■ Transcript entries for document pages
━━━━━━━━━━━━━━━━━━━━━━━━━━━━━━

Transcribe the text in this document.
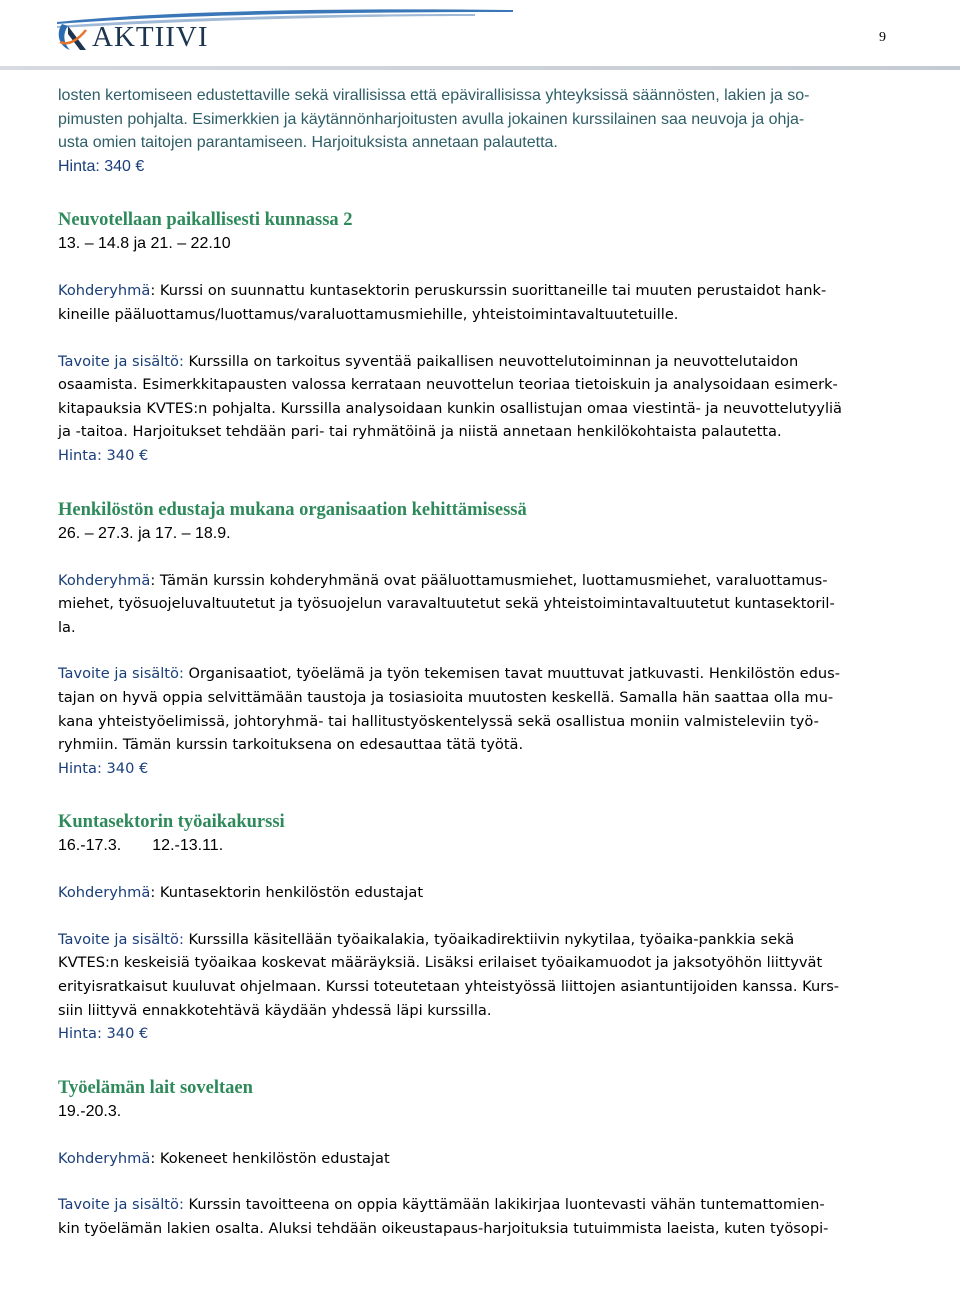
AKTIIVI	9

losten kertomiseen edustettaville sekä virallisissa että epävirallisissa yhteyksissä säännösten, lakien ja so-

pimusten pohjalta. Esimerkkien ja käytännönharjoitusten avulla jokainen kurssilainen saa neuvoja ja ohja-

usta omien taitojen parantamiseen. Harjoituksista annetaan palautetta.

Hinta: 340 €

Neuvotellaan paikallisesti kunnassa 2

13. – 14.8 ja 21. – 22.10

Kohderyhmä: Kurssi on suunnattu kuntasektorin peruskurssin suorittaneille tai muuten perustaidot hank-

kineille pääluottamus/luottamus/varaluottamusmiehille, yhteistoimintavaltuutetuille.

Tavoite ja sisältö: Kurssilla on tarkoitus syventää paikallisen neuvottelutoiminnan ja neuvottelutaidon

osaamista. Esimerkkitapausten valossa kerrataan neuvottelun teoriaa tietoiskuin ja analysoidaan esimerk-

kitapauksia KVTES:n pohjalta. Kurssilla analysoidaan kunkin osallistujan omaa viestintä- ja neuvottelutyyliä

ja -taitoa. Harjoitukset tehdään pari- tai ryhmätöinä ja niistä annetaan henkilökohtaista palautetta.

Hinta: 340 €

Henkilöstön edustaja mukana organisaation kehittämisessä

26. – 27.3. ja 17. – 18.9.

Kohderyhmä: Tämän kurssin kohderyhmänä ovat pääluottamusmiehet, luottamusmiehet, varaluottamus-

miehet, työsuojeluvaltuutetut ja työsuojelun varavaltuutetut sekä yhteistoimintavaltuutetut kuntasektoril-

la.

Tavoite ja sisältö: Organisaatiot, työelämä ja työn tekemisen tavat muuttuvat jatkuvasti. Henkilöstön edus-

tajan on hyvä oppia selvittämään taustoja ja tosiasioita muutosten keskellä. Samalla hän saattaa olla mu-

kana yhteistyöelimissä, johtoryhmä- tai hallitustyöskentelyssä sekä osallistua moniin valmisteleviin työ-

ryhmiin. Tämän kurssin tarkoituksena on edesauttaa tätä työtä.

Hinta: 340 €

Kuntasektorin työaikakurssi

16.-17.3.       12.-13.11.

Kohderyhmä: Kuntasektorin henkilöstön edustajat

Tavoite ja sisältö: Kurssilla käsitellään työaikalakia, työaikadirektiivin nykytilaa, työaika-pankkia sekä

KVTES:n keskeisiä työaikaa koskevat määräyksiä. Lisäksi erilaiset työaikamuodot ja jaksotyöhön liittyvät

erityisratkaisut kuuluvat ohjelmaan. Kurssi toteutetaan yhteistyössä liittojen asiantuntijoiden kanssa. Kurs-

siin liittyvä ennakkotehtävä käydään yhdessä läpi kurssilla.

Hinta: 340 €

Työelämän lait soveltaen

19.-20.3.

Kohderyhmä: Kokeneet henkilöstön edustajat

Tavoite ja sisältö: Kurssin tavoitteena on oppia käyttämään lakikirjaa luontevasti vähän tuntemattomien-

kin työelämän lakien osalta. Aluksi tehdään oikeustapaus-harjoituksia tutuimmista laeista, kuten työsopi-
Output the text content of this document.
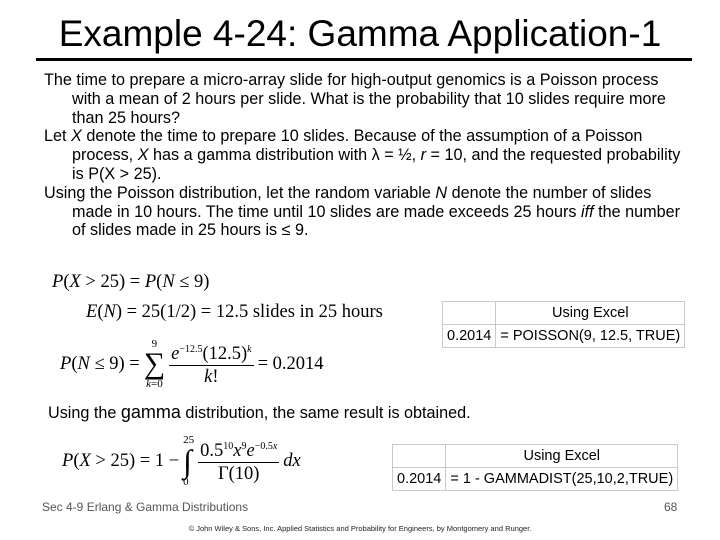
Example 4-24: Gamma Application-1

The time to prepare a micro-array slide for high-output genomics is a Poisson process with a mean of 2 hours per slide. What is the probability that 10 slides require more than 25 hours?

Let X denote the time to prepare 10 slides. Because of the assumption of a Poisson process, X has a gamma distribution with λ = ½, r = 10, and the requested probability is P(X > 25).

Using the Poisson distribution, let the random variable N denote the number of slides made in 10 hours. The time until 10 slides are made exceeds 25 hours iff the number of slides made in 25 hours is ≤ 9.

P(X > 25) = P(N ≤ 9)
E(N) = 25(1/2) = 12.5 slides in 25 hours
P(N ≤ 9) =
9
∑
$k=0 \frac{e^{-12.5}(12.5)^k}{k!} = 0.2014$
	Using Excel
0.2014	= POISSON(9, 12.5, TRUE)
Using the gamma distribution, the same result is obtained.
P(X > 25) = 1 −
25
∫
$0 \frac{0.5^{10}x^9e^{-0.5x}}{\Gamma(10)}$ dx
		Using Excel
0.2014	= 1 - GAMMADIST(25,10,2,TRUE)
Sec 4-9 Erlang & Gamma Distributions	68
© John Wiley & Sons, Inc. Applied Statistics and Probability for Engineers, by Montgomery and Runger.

━━━━━━━━━━━━━━━━━━━━━━━━━━━━━━

■ REQUIRED WORK
Leave out each picture and extract the lines from the one containing "Output the text content of this document." through the end of the records above, inclusive, exactly as they stand.

■ ANSWER TO THIS EXERCISE
Output the text content of this document.
Example 4-24: Gamma Application-1

The time to prepare a micro-array slide for high-output genomics is a Poisson process with a mean of 2 hours per slide. What is the probability that 10 slides require more than 25 hours?

Let X denote the time to prepare 10 slides. Because of the assumption of a Poisson process, X has a gamma distribution with λ = ½, r = 10, and the requested probability is P(X > 25).

Using the Poisson distribution, let the random variable N denote the number of slides made in 10 hours. The time until 10 slides are made exceeds 25 hours iff the number of slides made in 25 hours is ≤ 9.

P(X > 25) = P(N ≤ 9)
E(N) = 25(1/2) = 12.5 slides in 25 hours
P(N ≤ 9) =
9
∑
$k=0 \frac{e^{-12.5}(12.5)^k}{k!} = 0.2014$
	Using Excel
0.2014	= POISSON(9, 12.5, TRUE)
Using the gamma distribution, the same result is obtained.
P(X > 25) = 1 −
25
∫
$0 \frac{0.5^{10}x^9e^{-0.5x}}{\Gamma(10)}$ dx
		Using Excel
0.2014	= 1 - GAMMADIST(25,10,2,TRUE)
Sec 4-9 Erlang & Gamma Distributions	68
© John Wiley & Sons, Inc. Applied Statistics and Probability for Engineers, by Montgomery and Runger.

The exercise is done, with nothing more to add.